== WHAT YOU WILL DO ==
Find every line of the listing below where "title" appears, and copy it.
[start of DATA PROVIDED]
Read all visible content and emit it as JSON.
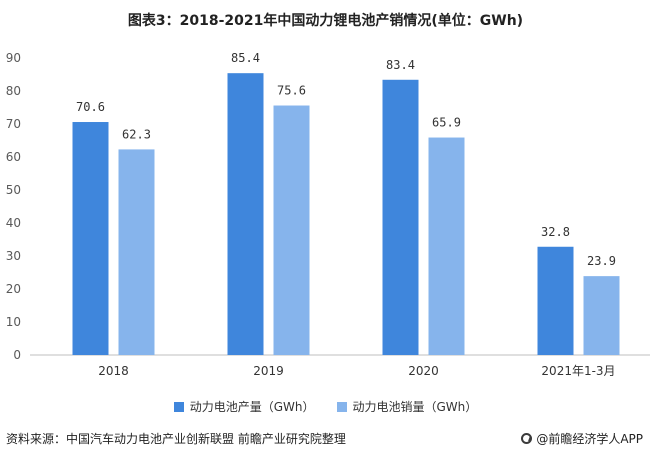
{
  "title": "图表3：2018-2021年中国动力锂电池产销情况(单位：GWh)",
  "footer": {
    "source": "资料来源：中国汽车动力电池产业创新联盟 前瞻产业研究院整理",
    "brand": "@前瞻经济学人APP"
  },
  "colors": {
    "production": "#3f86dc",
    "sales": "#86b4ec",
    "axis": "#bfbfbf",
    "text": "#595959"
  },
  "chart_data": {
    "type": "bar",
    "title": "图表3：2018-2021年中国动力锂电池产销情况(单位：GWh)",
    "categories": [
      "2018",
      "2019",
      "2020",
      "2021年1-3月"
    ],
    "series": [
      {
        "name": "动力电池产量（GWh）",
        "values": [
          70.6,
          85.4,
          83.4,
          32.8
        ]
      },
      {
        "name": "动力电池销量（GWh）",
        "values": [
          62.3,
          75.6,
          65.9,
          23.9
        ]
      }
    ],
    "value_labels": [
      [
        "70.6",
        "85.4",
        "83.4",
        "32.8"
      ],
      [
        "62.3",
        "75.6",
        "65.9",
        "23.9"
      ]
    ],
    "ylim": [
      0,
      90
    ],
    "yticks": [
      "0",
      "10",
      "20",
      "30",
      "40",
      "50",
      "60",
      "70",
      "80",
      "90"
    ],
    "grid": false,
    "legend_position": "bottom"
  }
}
[end of DATA PROVIDED]
== RESPONSE BELOW ==
  "title": "图表3：2018-2021年中国动力锂电池产销情况(单位：GWh)",
    "title": "图表3：2018-2021年中国动力锂电池产销情况(单位：GWh)",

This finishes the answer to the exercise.